Esercizi da svolgere ::
[A] Traduci in inglese la frase "Penso a questo popolo come al popolo delle Beatitudini.", tratta dal brano sul popolo del Myanmar.
[B] Ripeti dal brano sul popolo del Myanmar la parte che si apre con le parole contenenti "Beati quelli che hanno" e si chiude con "sia la felicità!".

┌─ Estratto della pagina

Il popolo del Myanmar, nel suo silenzio, sa abitare il dolore. Guardo a questo popolo con un senso di ammirazione e rispetto che non avevo mai provato prima in vita mia. E’ un popolo che attira affetto, che non può che farsi amare. 

 

Penso a questo popolo come al popolo delle Beatitudini.

Beati i poveri in spirito, e beato il popolo del Myanmar che nella sua impotenza davanti al male, sa che il suo cuore è una forza inviolabile, impenetrabile.

Beati quelli che sono nel pianto, e beato il popolo del Myanmar che nelle sue famiglie spaccate e divise dalla violenza, piange per "irrigare il suo futuro", per dare gioia ai figli e alle figlie di una terra che piange come un gesto di intimità con la propria storia.

Beati i miti, e beato il popolo del Myanmar che non alza la voce, che guarda alla morte con la stessa tenerezza con cui si guarda una sorella amata, da sempre vicina, la sorella più fedele, quella che fino ad ora non ha ancora tradito alcuna delle proprie promesse.

Beati quelli che hanno fame e sete di giustizia, e beato il popolo del Myanmar che sa bene che la giustizia non è un diritto ereditato dalla storia, ma un cammino difficile e doloroso, una scelta di vita per la quale bisogna essere disposti anche a morire.

Beati i misericordiosi, e beato il popolo del Myanmar, che non chiede vendetta, non la desidera e non la stima, ma chiede solo di poter vivere nella pace e di essere lasciato nella pace.

Beati i puri di cuore, e beato il popolo del Myanmar, con cui è bello vivere, e da cui imparo cosa sia il perdono, da cui imparo cosa sia la gioia delle cose semplici, da cui imparo cosa sia la pazienza, cosa sia l'amore che tutto copre, e con cui sto scoprendo cosa sia la felicità!

└─
┌─ Dati dell'esercizio

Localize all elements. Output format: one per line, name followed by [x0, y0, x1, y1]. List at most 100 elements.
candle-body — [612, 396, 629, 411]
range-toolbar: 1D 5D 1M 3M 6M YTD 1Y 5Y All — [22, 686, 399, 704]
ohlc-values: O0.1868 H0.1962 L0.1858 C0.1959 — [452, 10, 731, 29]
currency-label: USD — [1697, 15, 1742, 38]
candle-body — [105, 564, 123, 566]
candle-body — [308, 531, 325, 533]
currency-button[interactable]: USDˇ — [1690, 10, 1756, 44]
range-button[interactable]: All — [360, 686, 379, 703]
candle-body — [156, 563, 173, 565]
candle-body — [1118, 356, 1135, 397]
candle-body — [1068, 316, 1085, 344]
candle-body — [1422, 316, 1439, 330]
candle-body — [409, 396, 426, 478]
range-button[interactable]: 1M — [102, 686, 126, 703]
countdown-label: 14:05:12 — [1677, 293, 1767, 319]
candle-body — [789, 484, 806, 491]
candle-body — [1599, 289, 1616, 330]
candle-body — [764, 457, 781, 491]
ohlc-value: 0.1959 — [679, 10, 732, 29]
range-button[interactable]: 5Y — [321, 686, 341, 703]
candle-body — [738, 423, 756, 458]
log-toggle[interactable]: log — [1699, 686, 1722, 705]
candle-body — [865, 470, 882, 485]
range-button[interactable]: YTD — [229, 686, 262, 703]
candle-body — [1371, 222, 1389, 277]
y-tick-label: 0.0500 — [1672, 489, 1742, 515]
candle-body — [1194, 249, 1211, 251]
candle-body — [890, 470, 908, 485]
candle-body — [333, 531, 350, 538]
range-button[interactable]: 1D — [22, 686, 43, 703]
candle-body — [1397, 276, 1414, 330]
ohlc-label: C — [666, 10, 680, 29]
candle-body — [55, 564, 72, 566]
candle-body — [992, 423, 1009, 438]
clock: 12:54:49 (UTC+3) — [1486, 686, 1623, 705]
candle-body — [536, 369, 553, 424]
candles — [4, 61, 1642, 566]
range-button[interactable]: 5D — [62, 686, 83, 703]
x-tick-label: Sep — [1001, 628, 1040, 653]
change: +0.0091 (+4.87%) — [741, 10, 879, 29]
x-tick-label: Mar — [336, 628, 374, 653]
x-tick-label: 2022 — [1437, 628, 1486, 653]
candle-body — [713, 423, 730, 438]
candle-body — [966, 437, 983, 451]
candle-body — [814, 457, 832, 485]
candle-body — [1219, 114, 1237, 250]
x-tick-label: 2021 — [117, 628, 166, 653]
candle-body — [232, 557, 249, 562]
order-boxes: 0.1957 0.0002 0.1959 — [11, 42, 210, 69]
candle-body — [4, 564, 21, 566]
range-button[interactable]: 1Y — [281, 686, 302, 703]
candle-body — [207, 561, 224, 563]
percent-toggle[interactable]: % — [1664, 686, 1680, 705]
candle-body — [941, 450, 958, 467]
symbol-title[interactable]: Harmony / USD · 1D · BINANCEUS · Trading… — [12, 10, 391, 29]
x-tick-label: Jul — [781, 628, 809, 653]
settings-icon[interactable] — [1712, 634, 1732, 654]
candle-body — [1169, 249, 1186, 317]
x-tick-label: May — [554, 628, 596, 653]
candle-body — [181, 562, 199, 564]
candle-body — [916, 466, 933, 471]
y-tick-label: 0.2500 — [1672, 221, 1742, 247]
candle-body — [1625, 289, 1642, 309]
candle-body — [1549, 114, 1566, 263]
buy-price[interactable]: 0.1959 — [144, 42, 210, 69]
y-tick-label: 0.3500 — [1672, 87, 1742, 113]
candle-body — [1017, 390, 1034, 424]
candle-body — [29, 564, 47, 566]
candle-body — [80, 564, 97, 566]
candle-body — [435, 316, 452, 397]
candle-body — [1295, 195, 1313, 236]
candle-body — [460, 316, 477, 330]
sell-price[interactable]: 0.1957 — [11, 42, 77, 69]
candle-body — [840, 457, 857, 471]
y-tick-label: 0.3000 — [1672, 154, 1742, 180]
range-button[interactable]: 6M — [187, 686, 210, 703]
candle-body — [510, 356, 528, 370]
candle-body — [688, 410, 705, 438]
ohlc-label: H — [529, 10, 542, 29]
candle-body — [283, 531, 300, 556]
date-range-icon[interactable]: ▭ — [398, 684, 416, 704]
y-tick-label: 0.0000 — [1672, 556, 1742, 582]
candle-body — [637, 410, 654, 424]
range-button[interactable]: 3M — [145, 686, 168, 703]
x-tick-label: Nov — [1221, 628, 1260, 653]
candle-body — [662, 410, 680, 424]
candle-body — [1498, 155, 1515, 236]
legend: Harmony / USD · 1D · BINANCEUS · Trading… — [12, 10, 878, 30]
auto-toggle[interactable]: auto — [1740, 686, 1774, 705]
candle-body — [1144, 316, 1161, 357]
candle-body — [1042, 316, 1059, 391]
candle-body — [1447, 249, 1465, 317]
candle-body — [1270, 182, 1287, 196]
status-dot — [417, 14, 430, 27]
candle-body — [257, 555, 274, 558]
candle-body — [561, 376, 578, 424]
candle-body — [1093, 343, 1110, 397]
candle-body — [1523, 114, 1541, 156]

└─

Soluzioni degli esercizi ::
[A] I think of this people as the people of the Beatitudes.

[B]
Beati quelli che hanno fame e sete di giustizia, e beato il popolo del Myanmar che sa bene che la giustizia non è un diritto ereditato dalla storia, ma un cammino difficile e doloroso, una scelta di vita per la quale bisogna essere disposti anche a morire.

Beati i misericordiosi, e beato il popolo del Myanmar, che non chiede vendetta, non la desidera e non la stima, ma chiede solo di poter vivere nella pace e di essere lasciato nella pace.

Beati i puri di cuore, e beato il popolo del Myanmar, con cui è bello vivere, e da cui imparo cosa sia il perdono, da cui imparo cosa sia la gioia delle cose semplici, da cui imparo cosa sia la pazienza, cosa sia l'amore che tutto copre, e con cui sto scoprendo cosa sia la felicità!